* **YOUR TASK**
Copy every line of the records below that holds the word "гражданского".

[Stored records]
• • •

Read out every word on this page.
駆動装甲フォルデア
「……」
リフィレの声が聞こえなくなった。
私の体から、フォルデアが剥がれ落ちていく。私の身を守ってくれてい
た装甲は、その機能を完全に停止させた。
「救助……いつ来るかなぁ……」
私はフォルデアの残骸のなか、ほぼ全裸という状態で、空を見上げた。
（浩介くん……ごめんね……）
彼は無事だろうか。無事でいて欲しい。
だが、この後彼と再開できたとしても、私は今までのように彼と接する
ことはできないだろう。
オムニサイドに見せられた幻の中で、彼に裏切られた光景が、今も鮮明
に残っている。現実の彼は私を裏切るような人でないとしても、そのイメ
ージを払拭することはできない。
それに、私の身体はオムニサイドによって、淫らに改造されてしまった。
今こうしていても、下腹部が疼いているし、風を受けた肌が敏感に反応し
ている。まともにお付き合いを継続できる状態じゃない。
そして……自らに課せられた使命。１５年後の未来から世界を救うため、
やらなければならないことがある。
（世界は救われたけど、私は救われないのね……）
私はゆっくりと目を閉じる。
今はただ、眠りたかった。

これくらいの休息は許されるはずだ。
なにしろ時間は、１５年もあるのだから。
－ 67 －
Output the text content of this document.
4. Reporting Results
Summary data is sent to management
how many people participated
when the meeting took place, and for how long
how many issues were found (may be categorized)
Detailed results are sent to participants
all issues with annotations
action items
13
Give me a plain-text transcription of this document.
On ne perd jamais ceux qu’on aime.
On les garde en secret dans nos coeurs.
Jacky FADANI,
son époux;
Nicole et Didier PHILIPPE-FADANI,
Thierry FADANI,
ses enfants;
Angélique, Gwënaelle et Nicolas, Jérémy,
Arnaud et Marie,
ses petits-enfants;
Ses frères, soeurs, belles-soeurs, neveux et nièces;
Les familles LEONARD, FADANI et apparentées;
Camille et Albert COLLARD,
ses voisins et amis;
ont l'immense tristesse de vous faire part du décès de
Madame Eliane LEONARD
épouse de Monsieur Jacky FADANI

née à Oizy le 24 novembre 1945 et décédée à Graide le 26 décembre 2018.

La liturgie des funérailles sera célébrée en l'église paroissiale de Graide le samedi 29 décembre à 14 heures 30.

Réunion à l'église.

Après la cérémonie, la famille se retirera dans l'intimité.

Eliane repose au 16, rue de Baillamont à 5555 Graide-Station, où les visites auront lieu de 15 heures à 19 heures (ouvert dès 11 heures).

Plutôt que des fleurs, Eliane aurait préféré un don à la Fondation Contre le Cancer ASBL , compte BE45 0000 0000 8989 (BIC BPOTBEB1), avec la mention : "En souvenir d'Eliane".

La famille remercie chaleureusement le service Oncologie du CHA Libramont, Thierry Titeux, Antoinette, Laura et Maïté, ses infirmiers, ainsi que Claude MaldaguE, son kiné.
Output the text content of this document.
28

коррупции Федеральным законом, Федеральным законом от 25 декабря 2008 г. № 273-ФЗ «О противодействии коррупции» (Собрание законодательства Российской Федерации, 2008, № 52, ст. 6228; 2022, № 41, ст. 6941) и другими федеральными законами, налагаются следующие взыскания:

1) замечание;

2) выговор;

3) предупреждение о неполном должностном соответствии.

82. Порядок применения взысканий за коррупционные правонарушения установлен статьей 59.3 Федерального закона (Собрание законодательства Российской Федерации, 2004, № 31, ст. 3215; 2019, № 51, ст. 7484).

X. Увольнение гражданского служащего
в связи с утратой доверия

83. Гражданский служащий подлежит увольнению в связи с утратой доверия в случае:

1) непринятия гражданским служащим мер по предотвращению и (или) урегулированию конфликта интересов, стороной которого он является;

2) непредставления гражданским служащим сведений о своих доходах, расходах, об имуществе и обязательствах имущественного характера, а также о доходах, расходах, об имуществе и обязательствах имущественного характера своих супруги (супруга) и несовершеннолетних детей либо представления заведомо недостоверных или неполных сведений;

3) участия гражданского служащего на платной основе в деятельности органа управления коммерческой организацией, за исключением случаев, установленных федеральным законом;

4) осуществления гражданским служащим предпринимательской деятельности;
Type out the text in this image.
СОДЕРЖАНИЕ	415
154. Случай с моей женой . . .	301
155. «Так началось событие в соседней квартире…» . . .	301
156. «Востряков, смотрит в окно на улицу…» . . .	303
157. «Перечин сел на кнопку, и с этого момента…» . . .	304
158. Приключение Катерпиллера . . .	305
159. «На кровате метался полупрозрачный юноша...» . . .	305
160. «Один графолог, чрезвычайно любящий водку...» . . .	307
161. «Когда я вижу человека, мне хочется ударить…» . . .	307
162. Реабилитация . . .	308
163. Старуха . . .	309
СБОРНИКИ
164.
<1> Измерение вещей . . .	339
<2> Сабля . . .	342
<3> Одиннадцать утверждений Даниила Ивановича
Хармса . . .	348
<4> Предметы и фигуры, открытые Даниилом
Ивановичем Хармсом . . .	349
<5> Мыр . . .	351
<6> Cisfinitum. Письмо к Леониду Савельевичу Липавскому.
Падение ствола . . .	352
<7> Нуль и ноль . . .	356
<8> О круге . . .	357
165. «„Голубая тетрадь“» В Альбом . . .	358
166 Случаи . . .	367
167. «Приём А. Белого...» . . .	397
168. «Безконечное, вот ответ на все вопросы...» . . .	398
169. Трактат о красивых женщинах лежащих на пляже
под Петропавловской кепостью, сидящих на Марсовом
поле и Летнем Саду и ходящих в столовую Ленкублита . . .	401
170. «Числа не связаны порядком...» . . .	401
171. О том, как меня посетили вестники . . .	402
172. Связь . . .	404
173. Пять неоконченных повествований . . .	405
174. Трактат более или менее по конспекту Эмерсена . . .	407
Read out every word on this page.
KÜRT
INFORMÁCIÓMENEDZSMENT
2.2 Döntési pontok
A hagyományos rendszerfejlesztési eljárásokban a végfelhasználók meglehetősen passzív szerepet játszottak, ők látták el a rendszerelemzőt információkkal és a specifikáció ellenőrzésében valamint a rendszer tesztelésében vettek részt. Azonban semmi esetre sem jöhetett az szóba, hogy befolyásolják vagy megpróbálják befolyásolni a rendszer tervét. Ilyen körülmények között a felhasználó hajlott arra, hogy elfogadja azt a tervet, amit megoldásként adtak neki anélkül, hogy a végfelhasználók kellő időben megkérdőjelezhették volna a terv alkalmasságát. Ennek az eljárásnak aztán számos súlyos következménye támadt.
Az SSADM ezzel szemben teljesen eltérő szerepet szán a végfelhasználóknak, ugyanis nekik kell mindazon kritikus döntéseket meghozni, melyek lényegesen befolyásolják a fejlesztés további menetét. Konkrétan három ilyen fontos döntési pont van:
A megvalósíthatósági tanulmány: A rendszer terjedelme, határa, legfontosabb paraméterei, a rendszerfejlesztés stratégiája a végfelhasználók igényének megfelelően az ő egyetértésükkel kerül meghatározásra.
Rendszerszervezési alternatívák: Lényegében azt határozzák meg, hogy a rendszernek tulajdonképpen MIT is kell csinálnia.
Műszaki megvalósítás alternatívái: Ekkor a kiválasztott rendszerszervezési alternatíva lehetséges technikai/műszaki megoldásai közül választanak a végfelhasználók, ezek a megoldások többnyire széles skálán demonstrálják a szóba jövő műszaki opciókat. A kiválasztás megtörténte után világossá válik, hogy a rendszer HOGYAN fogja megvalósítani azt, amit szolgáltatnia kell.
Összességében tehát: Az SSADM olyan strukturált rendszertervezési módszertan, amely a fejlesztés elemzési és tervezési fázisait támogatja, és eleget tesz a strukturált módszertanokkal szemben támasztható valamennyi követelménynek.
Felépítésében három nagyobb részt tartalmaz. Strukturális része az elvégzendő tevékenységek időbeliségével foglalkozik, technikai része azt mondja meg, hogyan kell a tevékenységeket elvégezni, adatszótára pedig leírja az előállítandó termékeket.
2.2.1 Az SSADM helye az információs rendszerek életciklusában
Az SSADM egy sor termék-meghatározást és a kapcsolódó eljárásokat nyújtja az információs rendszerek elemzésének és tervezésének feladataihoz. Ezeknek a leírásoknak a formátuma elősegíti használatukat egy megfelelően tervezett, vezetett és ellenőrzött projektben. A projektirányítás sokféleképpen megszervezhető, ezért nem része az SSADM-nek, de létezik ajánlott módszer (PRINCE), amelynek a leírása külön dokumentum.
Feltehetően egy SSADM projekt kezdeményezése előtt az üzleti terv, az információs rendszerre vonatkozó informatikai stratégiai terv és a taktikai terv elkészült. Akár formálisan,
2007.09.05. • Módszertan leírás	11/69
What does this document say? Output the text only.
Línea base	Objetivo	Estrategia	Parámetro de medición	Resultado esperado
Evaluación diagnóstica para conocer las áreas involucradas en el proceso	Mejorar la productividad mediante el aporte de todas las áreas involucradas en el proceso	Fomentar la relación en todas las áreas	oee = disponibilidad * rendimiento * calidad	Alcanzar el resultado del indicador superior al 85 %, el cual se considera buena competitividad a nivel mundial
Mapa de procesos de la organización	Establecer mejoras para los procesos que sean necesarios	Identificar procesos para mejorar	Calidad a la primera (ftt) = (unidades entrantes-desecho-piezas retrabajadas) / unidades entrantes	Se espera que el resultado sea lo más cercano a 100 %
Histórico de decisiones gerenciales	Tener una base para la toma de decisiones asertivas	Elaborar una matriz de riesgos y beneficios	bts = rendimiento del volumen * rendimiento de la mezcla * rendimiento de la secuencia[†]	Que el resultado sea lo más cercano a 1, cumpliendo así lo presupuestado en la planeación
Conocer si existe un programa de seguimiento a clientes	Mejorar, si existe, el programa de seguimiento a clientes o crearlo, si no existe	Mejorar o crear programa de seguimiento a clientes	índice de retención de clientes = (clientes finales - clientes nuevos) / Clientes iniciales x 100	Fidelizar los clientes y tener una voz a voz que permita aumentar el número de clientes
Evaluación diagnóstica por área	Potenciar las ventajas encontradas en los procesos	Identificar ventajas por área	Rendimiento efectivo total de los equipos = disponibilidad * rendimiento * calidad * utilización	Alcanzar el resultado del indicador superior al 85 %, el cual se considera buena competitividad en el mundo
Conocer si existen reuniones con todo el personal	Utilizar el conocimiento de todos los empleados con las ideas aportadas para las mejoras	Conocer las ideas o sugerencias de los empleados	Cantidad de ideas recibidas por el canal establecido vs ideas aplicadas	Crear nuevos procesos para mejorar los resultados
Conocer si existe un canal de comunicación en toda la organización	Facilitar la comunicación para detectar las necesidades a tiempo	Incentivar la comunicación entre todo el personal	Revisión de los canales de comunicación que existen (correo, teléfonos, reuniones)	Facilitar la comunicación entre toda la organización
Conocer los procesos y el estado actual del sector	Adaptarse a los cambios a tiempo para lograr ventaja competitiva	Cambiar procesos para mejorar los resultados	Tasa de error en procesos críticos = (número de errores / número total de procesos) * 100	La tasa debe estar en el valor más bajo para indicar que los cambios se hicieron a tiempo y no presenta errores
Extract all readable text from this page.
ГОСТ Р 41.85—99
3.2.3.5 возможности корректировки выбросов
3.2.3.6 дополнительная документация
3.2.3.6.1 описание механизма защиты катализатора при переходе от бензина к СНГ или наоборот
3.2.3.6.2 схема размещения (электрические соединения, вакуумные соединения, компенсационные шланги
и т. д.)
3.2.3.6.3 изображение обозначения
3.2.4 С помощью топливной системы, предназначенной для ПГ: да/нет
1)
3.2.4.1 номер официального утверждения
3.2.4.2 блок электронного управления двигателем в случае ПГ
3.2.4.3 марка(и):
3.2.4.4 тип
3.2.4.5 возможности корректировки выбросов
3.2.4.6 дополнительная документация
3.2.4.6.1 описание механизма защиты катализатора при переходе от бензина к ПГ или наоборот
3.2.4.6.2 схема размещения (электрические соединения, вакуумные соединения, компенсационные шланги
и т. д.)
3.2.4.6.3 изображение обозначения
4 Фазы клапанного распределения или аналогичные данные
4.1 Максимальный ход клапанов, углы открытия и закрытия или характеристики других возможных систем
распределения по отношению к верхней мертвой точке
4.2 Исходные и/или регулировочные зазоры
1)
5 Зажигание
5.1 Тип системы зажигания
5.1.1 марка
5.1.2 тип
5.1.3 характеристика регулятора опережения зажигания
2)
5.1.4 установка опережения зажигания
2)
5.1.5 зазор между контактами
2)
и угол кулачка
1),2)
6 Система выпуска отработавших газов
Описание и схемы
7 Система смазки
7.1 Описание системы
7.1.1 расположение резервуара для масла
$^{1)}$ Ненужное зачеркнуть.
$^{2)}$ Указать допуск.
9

• • •

* **REPLY TO THE TASK**
X. Увольнение гражданского служащего
3) участия гражданского служащего на платной основе в деятельности органа управления коммерческой организацией, за исключением случаев, установленных федеральным законом;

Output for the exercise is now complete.